:: Required work ::
Leave out the pictures and copy every record exactly.

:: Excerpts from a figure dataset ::
--- Start ---

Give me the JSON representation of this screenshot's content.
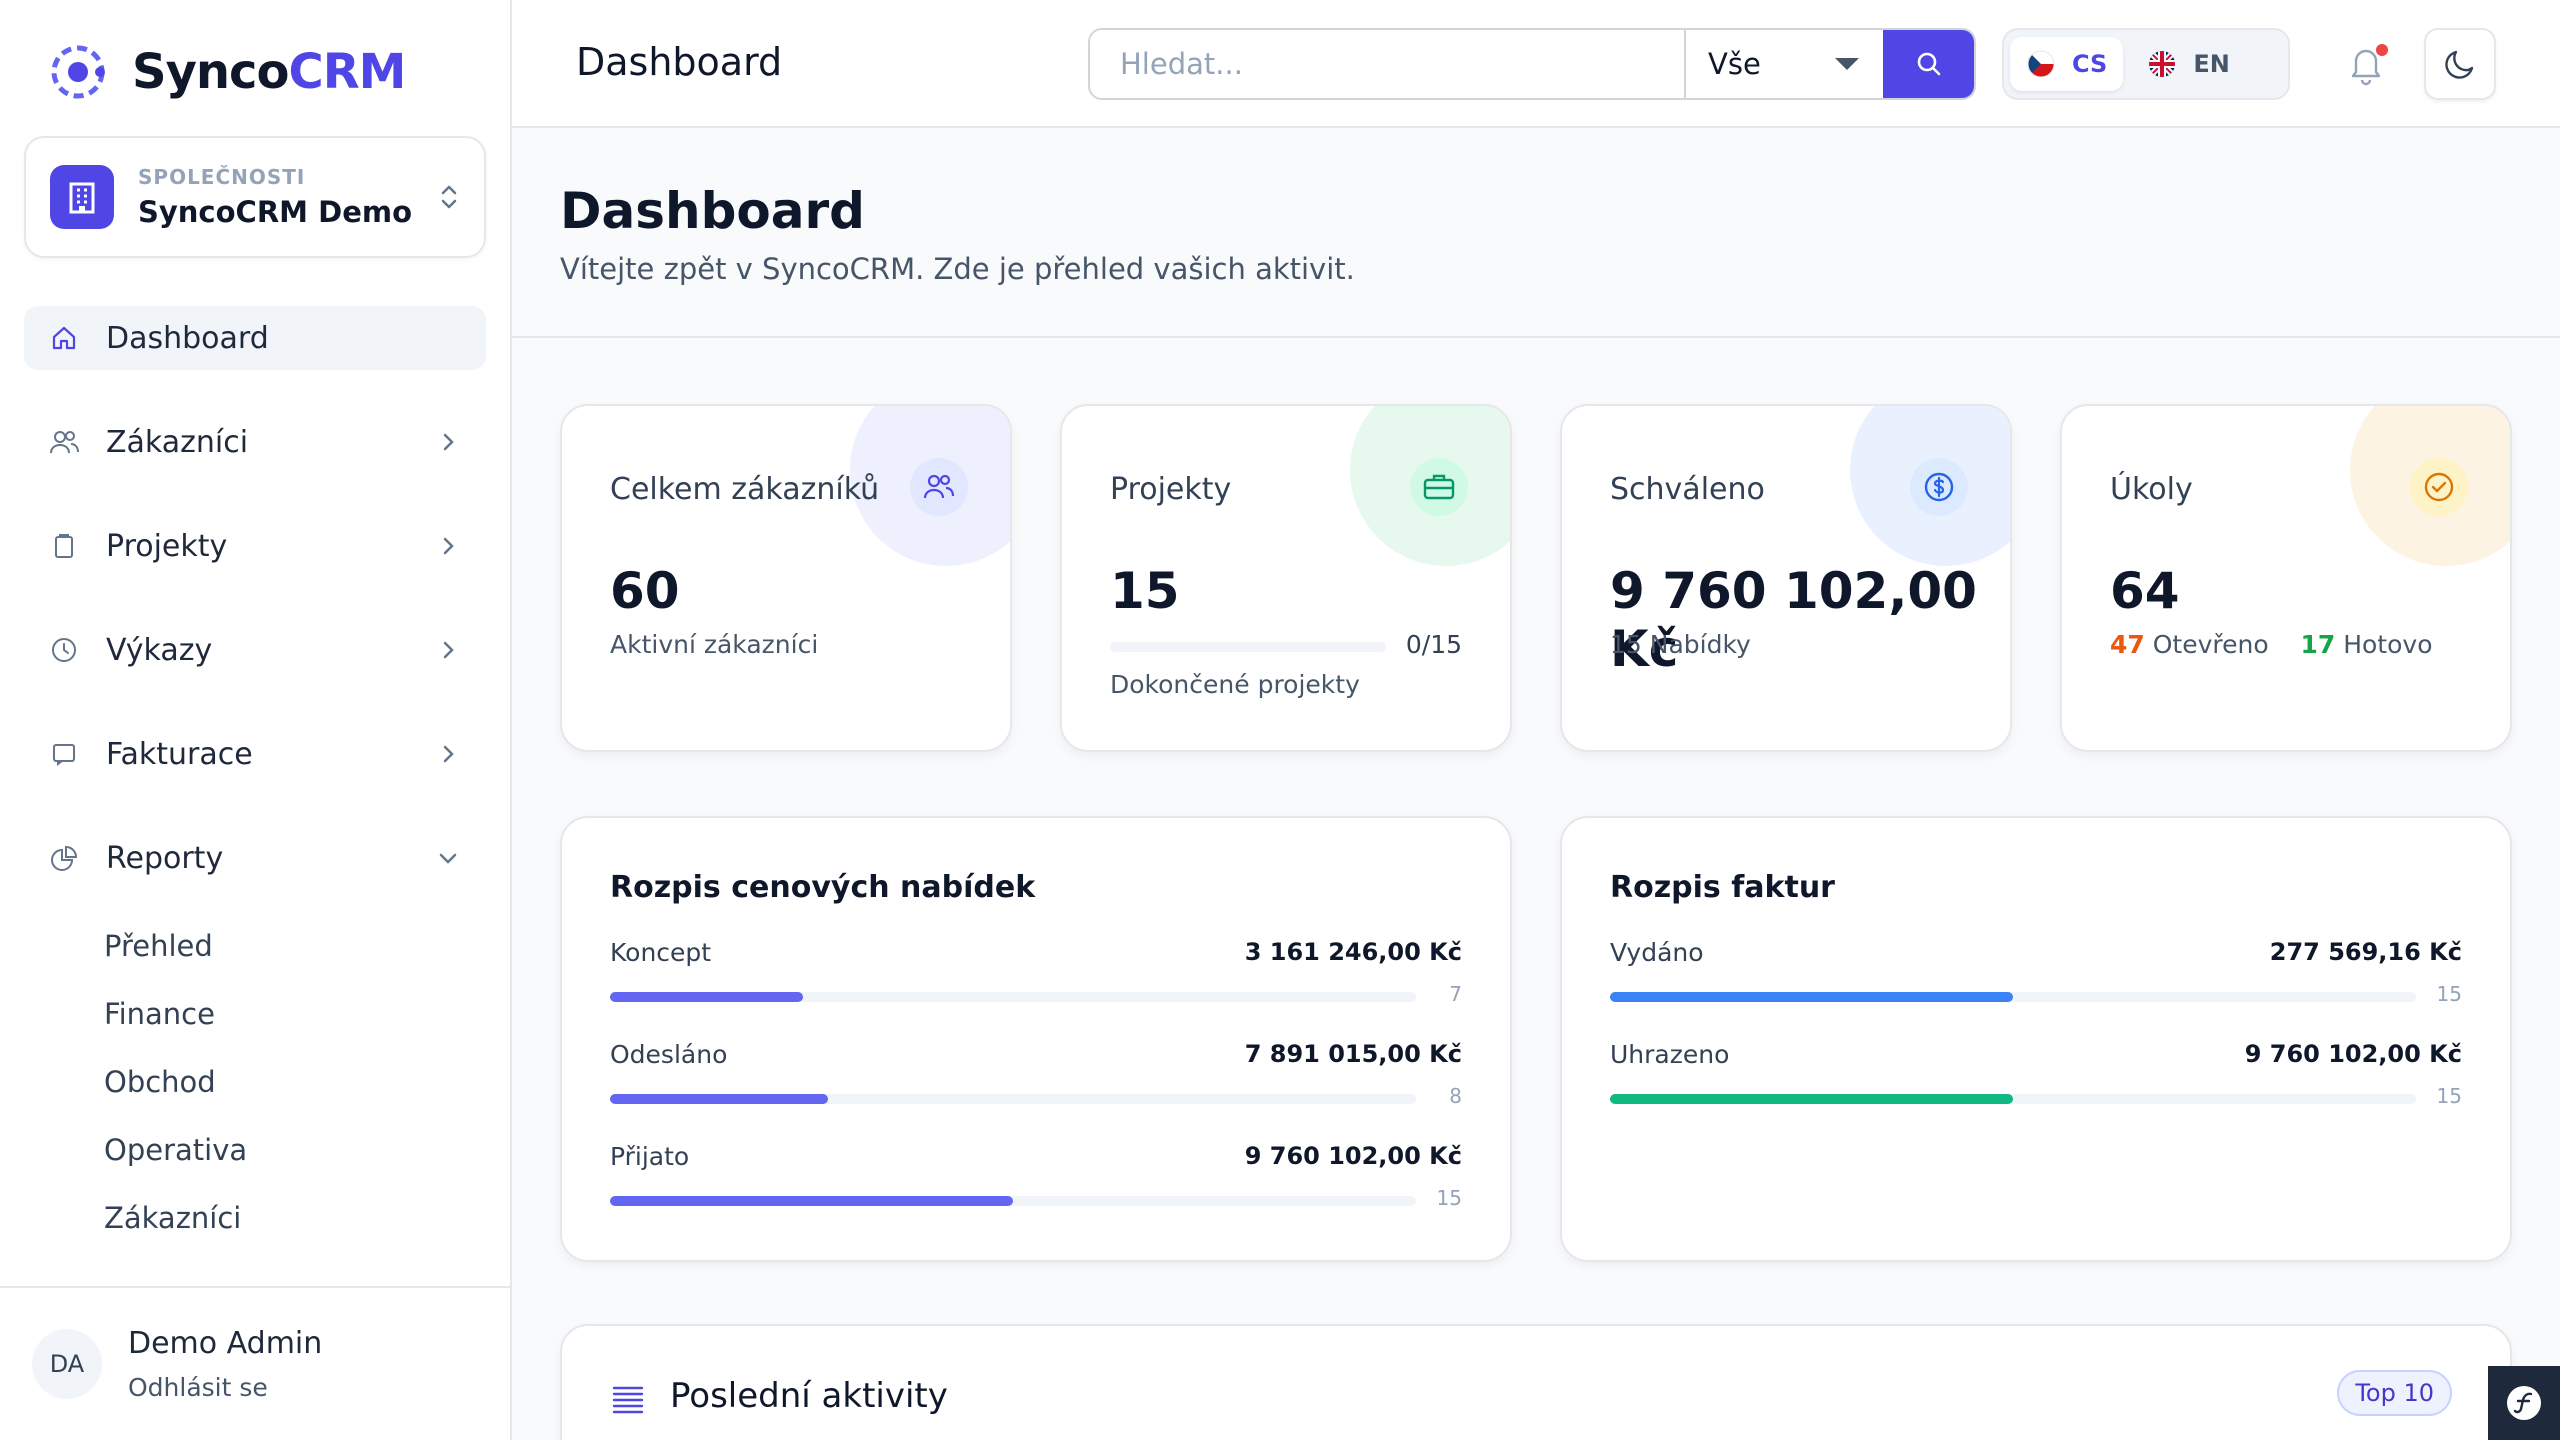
{
  "brand": {
    "name_part1": "Synco",
    "name_part2": "CRM"
  },
  "company": {
    "label": "SPOLEČNOSTI",
    "name": "SyncoCRM Demo"
  },
  "nav": {
    "dashboard": "Dashboard",
    "customers": "Zákazníci",
    "projects": "Projekty",
    "reports_time": "Výkazy",
    "invoicing": "Fakturace",
    "reports": "Reporty",
    "reports_sub": [
      "Přehled",
      "Finance",
      "Obchod",
      "Operativa",
      "Zákazníci"
    ]
  },
  "user": {
    "initials": "DA",
    "name": "Demo Admin",
    "logout": "Odhlásit se"
  },
  "topbar": {
    "title": "Dashboard",
    "search_placeholder": "Hledat...",
    "search_scope": "Vše",
    "lang_cs": "CS",
    "lang_en": "EN"
  },
  "header": {
    "title": "Dashboard",
    "subtitle": "Vítejte zpět v SyncoCRM. Zde je přehled vašich aktivit."
  },
  "stats": {
    "customers": {
      "label": "Celkem zákazníků",
      "value": "60",
      "sub": "Aktivní zákazníci"
    },
    "projects": {
      "label": "Projekty",
      "value": "15",
      "progress_text": "0/15",
      "progress": 0,
      "sub": "Dokončené projekty"
    },
    "approved": {
      "label": "Schváleno",
      "value": "9 760 102,00 Kč",
      "sub": "15 Nabídky"
    },
    "tasks": {
      "label": "Úkoly",
      "value": "64",
      "open_count": "47",
      "open_label": "Otevřeno",
      "done_count": "17",
      "done_label": "Hotovo"
    }
  },
  "quotes": {
    "title": "Rozpis cenových nabídek",
    "rows": [
      {
        "label": "Koncept",
        "amount": "3 161 246,00 Kč",
        "count": "7",
        "fill": 0.24
      },
      {
        "label": "Odesláno",
        "amount": "7 891 015,00 Kč",
        "count": "8",
        "fill": 0.27
      },
      {
        "label": "Přijato",
        "amount": "9 760 102,00 Kč",
        "count": "15",
        "fill": 0.5
      }
    ]
  },
  "invoices": {
    "title": "Rozpis faktur",
    "rows": [
      {
        "label": "Vydáno",
        "amount": "277 569,16 Kč",
        "count": "15",
        "fill": 0.5
      },
      {
        "label": "Uhrazeno",
        "amount": "9 760 102,00 Kč",
        "count": "15",
        "fill": 0.5
      }
    ]
  },
  "activities": {
    "title": "Poslední aktivity",
    "badge": "Top 10"
  },
  "colors": {
    "accent": "#4f46e5",
    "quote_bar": "#6366f1",
    "invoice_issued": "#3b82f6",
    "invoice_paid": "#10b981"
  }
}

--- End ---

:: Problem solution ::
Give me the JSON representation of this screenshot's content.
{
  "brand": {
    "name_part1": "Synco",
    "name_part2": "CRM"
  },
  "company": {
    "label": "SPOLEČNOSTI",
    "name": "SyncoCRM Demo"
  },
  "nav": {
    "dashboard": "Dashboard",
    "customers": "Zákazníci",
    "projects": "Projekty",
    "reports_time": "Výkazy",
    "invoicing": "Fakturace",
    "reports": "Reporty",
    "reports_sub": [
      "Přehled",
      "Finance",
      "Obchod",
      "Operativa",
      "Zákazníci"
    ]
  },
  "user": {
    "initials": "DA",
    "name": "Demo Admin",
    "logout": "Odhlásit se"
  },
  "topbar": {
    "title": "Dashboard",
    "search_placeholder": "Hledat...",
    "search_scope": "Vše",
    "lang_cs": "CS",
    "lang_en": "EN"
  },
  "header": {
    "title": "Dashboard",
    "subtitle": "Vítejte zpět v SyncoCRM. Zde je přehled vašich aktivit."
  },
  "stats": {
    "customers": {
      "label": "Celkem zákazníků",
      "value": "60",
      "sub": "Aktivní zákazníci"
    },
    "projects": {
      "label": "Projekty",
      "value": "15",
      "progress_text": "0/15",
      "progress": 0,
      "sub": "Dokončené projekty"
    },
    "approved": {
      "label": "Schváleno",
      "value": "9 760 102,00 Kč",
      "sub": "15 Nabídky"
    },
    "tasks": {
      "label": "Úkoly",
      "value": "64",
      "open_count": "47",
      "open_label": "Otevřeno",
      "done_count": "17",
      "done_label": "Hotovo"
    }
  },
  "quotes": {
    "title": "Rozpis cenových nabídek",
    "rows": [
      {
        "label": "Koncept",
        "amount": "3 161 246,00 Kč",
        "count": "7",
        "fill": 0.24
      },
      {
        "label": "Odesláno",
        "amount": "7 891 015,00 Kč",
        "count": "8",
        "fill": 0.27
      },
      {
        "label": "Přijato",
        "amount": "9 760 102,00 Kč",
        "count": "15",
        "fill": 0.5
      }
    ]
  },
  "invoices": {
    "title": "Rozpis faktur",
    "rows": [
      {
        "label": "Vydáno",
        "amount": "277 569,16 Kč",
        "count": "15",
        "fill": 0.5
      },
      {
        "label": "Uhrazeno",
        "amount": "9 760 102,00 Kč",
        "count": "15",
        "fill": 0.5
      }
    ]
  },
  "activities": {
    "title": "Poslední aktivity",
    "badge": "Top 10"
  },
  "colors": {
    "accent": "#4f46e5",
    "quote_bar": "#6366f1",
    "invoice_issued": "#3b82f6",
    "invoice_paid": "#10b981"
  }
}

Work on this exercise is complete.